** What is being asked **
From the entries below, copy every line holding the word "fresh".

Collected data entries
============================================================

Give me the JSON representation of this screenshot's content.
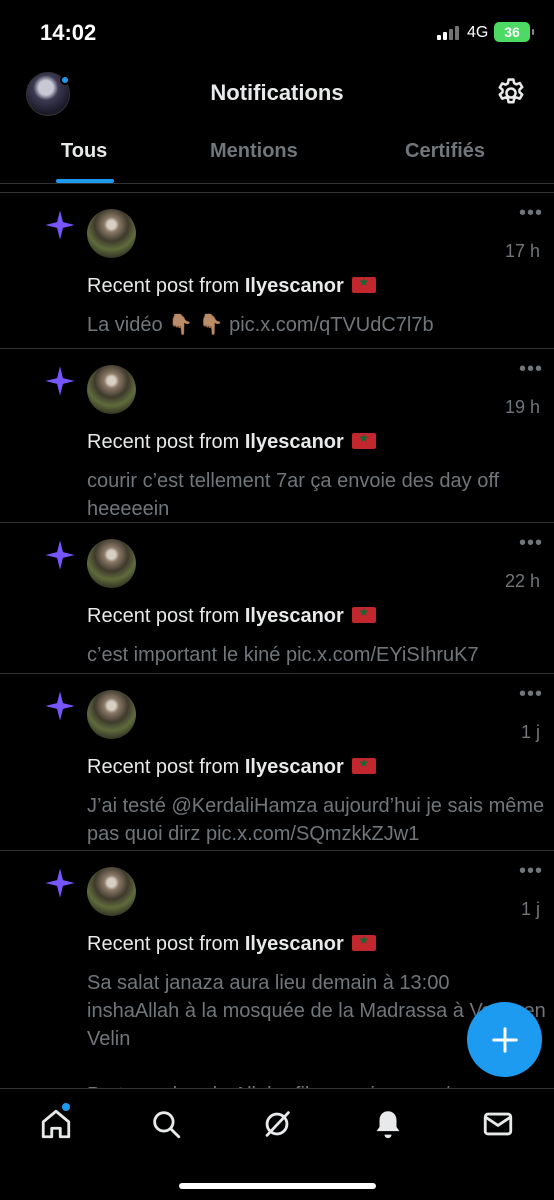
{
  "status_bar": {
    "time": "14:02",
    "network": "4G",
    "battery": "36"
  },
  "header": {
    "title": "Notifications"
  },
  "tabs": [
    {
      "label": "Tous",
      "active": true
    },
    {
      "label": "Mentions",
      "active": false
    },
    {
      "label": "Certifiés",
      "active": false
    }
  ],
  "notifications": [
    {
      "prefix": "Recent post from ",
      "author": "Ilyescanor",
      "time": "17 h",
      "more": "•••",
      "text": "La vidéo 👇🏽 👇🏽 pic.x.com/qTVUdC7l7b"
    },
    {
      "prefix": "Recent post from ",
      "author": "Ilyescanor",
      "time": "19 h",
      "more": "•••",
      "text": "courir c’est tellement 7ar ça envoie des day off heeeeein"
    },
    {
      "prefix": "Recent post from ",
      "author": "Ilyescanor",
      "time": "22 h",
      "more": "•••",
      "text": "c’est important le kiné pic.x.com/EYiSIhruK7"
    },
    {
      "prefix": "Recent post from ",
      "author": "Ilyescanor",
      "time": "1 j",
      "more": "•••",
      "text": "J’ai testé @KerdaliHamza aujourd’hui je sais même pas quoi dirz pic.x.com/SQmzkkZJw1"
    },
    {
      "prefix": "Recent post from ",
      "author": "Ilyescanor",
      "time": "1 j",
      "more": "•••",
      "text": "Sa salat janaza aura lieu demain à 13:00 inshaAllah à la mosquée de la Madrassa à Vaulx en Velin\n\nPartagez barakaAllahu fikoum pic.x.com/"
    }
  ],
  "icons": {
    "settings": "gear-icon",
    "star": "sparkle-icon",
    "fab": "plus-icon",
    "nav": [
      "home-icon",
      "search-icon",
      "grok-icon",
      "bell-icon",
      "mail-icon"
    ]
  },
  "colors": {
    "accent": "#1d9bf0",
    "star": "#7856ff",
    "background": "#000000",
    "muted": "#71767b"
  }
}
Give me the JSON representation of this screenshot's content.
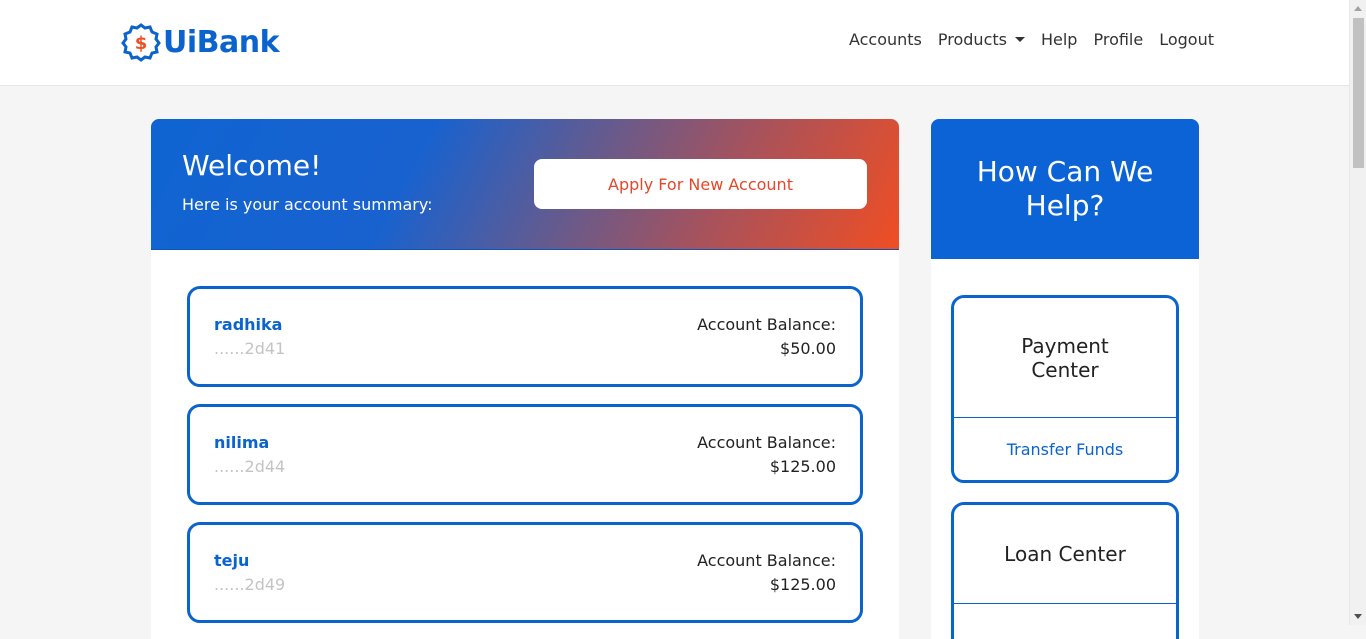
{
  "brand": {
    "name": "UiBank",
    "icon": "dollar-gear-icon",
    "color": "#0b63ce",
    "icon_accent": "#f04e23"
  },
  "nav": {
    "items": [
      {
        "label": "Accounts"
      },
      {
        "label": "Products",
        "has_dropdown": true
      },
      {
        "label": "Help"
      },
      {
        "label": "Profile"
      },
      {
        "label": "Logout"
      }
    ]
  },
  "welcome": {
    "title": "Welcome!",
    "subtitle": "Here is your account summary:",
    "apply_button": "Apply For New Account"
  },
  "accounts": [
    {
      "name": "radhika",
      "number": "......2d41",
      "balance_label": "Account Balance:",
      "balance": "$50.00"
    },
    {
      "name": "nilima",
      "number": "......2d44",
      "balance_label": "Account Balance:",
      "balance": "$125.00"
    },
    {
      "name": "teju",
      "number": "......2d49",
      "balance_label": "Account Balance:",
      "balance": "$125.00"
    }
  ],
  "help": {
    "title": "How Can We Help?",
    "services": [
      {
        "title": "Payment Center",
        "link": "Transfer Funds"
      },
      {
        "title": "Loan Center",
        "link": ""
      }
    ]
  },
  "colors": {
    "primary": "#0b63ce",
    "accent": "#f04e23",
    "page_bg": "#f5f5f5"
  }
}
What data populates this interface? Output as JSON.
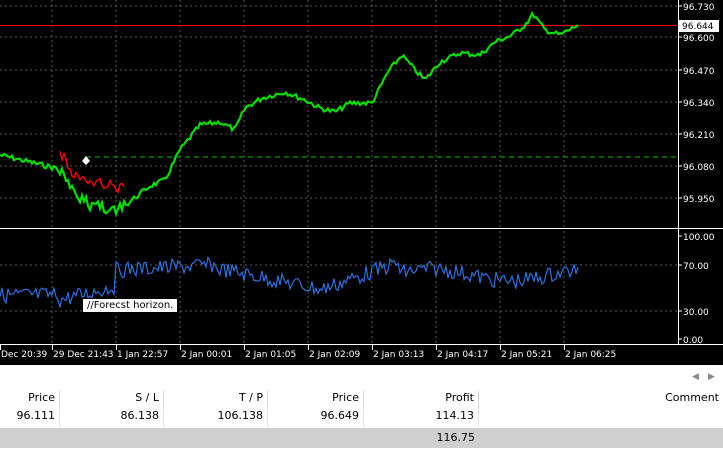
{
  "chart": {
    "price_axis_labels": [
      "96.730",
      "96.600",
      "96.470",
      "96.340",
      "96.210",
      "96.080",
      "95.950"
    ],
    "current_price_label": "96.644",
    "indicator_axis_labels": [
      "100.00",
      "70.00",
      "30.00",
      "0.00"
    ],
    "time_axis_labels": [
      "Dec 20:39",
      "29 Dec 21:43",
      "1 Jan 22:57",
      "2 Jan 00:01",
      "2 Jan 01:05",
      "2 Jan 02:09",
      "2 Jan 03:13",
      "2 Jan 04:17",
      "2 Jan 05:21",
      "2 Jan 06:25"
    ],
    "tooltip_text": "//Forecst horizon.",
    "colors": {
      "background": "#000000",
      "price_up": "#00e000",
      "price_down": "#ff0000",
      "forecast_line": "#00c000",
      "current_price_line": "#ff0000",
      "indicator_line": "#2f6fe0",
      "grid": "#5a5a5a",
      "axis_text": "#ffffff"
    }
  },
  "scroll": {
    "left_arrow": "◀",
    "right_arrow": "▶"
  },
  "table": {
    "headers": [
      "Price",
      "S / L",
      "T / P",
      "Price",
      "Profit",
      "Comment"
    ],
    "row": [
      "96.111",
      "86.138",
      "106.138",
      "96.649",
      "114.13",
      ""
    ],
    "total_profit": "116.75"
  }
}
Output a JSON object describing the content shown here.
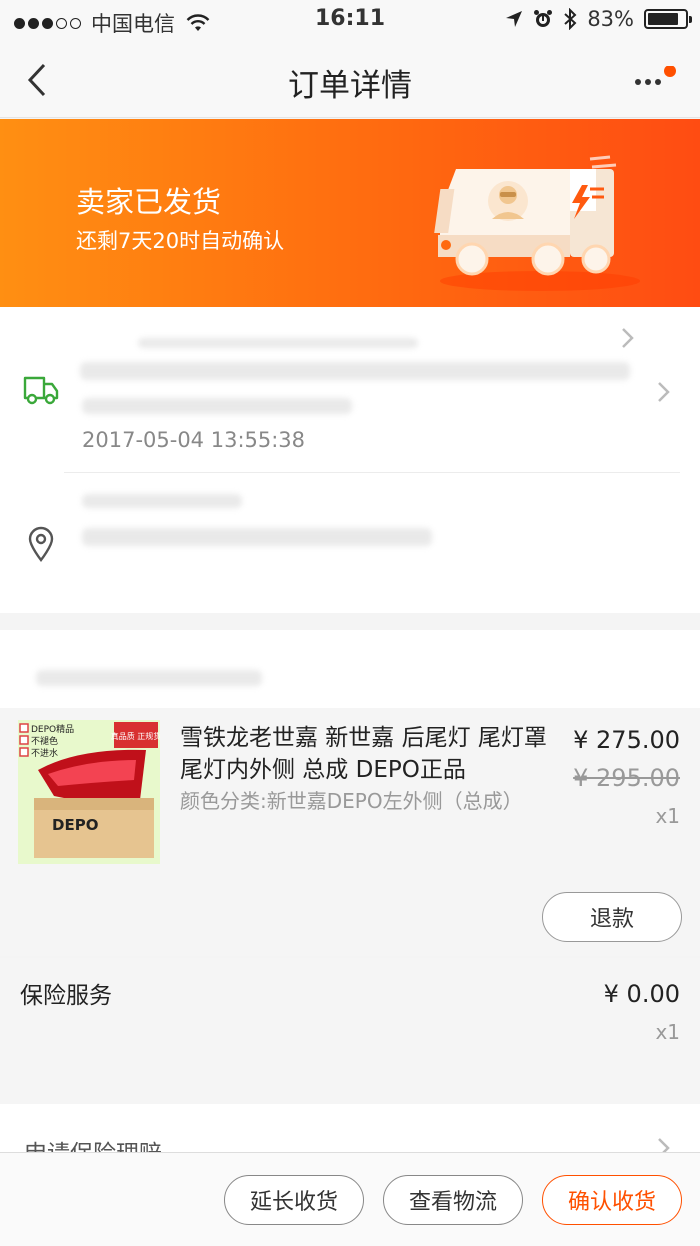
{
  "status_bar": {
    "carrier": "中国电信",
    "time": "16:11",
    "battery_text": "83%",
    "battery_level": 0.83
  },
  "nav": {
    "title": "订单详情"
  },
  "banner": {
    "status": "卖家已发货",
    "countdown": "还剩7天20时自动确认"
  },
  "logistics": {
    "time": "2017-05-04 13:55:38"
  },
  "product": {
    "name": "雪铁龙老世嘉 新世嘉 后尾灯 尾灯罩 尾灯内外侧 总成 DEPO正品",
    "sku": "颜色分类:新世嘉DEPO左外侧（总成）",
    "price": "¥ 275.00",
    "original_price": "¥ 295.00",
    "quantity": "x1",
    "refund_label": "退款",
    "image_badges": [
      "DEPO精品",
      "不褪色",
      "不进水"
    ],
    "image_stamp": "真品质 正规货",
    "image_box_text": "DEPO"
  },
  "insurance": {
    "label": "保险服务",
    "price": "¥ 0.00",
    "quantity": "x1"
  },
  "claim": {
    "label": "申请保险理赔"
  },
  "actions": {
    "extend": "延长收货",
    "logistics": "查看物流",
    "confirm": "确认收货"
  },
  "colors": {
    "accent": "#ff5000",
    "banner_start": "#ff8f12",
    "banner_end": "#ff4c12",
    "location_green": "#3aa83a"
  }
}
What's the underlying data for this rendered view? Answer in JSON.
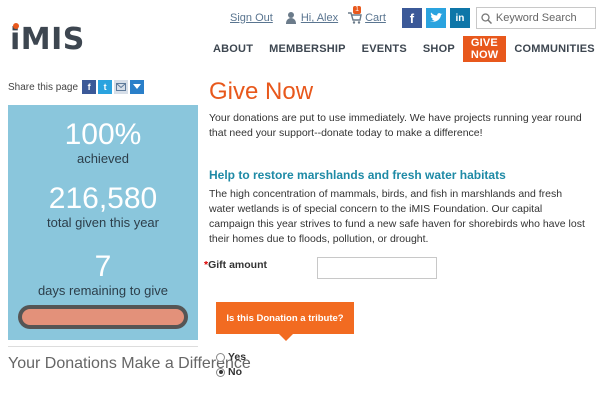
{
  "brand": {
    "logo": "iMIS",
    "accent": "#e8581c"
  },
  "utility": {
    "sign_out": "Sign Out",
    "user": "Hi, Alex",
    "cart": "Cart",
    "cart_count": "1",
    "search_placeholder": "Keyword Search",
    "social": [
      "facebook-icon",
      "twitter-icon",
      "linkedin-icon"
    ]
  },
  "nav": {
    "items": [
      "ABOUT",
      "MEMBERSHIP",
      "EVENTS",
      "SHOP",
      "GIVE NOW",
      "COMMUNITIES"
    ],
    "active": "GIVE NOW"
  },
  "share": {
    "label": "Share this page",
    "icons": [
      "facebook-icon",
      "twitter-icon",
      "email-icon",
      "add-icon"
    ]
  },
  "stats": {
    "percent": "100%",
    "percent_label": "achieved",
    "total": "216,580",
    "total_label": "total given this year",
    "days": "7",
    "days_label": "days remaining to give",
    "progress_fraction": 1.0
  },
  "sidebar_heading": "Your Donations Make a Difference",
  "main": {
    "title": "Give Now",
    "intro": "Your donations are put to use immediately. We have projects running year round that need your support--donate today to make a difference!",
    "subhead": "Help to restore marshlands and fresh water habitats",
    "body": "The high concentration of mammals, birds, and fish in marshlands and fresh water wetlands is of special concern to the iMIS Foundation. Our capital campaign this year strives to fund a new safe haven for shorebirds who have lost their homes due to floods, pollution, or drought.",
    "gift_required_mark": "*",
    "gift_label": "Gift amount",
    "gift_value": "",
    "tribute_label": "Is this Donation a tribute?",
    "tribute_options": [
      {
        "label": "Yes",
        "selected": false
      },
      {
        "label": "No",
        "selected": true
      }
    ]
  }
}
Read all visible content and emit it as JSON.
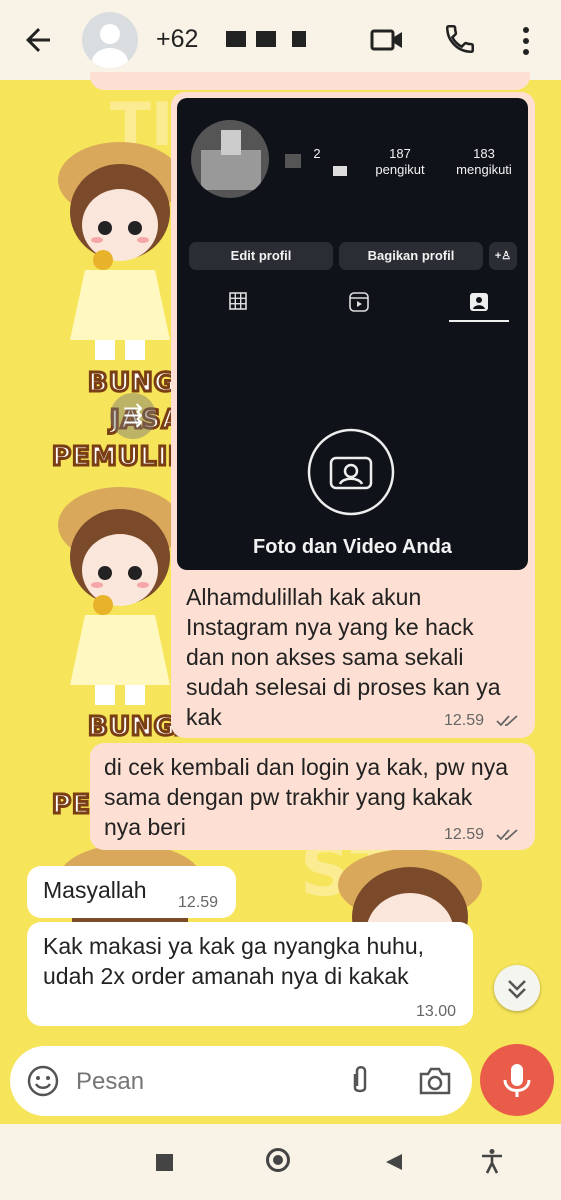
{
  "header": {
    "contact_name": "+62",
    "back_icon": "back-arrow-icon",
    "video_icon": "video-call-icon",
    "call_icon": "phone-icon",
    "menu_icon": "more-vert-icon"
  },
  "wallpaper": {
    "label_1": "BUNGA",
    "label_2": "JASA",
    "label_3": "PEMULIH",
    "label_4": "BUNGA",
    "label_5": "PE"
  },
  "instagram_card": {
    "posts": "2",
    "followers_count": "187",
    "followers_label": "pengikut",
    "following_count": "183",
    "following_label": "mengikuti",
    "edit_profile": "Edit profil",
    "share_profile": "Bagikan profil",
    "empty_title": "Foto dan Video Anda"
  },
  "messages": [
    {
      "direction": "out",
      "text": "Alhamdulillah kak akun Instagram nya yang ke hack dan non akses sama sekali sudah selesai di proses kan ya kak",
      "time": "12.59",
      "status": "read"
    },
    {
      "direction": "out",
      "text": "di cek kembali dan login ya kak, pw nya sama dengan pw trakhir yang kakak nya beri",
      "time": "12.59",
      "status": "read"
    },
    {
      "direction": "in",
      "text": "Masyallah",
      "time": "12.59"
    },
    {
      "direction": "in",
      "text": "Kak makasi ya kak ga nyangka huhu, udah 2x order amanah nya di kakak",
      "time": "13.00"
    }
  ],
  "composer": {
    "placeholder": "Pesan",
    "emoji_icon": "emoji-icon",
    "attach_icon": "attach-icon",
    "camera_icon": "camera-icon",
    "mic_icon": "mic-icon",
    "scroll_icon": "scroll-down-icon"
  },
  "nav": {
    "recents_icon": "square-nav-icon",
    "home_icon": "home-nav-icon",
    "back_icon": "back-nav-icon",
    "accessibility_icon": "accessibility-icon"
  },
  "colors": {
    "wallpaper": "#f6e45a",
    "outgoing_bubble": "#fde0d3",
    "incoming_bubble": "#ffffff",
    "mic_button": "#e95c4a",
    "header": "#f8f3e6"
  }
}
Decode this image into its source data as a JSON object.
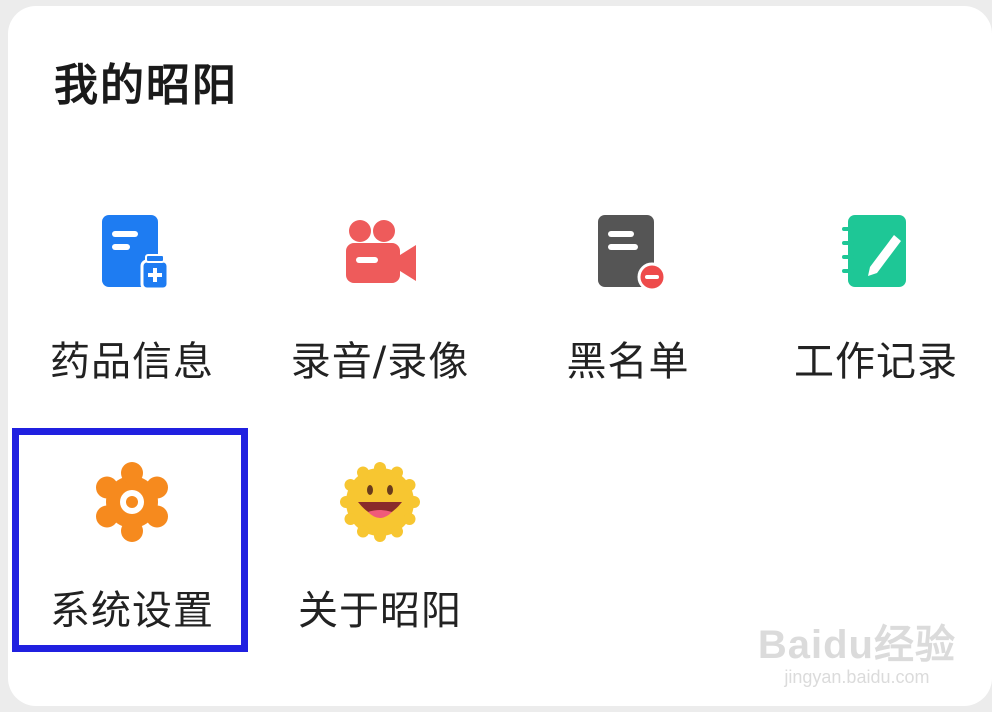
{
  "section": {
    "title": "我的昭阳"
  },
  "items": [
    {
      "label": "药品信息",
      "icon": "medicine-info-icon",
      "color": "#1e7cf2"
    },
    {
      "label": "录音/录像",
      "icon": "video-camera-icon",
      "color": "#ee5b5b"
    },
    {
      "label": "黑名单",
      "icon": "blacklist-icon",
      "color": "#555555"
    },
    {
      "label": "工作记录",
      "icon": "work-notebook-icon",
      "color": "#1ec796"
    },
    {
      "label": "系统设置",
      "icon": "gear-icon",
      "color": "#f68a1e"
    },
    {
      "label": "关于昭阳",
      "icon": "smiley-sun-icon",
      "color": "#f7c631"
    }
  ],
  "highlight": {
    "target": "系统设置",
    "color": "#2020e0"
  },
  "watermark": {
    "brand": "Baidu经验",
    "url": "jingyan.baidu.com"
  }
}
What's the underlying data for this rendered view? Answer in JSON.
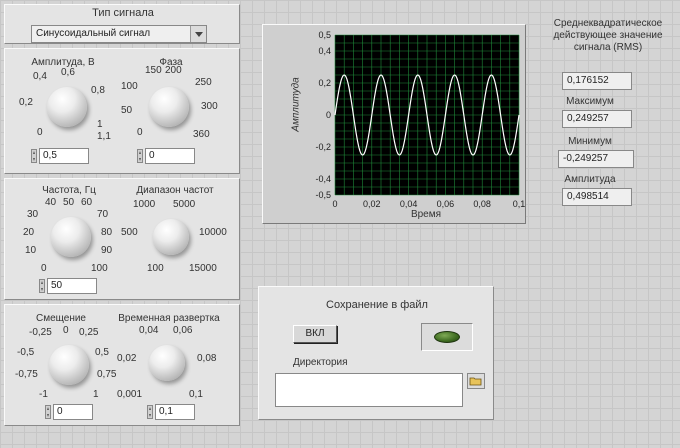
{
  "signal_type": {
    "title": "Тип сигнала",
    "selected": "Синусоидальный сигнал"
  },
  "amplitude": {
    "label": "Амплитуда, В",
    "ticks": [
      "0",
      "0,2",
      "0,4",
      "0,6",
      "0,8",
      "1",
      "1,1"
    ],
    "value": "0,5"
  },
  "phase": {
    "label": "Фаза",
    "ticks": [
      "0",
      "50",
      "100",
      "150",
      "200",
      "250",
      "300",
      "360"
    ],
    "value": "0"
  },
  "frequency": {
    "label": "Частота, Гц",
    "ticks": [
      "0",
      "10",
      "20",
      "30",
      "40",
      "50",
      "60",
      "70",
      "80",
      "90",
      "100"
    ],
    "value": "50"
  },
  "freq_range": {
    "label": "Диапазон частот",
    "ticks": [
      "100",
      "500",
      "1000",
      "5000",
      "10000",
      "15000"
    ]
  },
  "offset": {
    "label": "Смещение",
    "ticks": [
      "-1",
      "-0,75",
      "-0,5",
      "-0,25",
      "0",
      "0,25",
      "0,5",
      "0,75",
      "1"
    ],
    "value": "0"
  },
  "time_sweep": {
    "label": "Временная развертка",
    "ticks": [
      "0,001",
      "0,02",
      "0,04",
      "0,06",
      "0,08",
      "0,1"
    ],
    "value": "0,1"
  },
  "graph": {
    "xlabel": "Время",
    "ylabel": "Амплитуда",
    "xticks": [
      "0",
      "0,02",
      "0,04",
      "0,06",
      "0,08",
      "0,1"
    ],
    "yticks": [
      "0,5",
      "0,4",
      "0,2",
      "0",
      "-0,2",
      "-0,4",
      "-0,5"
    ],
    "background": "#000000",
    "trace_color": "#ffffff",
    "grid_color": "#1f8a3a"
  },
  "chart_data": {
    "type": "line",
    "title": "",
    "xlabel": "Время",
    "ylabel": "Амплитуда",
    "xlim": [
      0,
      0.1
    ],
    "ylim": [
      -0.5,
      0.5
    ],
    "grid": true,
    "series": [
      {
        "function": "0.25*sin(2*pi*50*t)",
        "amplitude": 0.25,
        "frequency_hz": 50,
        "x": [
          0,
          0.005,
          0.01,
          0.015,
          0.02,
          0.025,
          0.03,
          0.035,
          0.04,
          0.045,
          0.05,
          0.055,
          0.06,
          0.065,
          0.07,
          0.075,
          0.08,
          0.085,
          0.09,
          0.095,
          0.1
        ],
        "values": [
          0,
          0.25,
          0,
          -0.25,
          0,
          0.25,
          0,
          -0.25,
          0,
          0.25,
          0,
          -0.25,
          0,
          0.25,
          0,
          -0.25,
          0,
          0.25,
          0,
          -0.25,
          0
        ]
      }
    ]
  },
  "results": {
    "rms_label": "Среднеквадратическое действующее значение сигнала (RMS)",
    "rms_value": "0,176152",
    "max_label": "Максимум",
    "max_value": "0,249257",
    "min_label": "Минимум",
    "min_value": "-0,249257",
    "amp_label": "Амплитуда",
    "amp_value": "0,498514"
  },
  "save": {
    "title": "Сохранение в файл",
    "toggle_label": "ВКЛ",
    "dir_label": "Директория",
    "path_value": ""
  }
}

============================================================

** Result **
    "subhead": "Help to restore marshlands and fresh water habitats",
    "body": "The high concentration of mammals, birds, and fish in marshlands and fresh water wetlands is of special concern to the iMIS Foundation. Our capital campaign this year strives to fund a new safe haven for shorebirds who have lost their homes due to floods, pollution, or drought.",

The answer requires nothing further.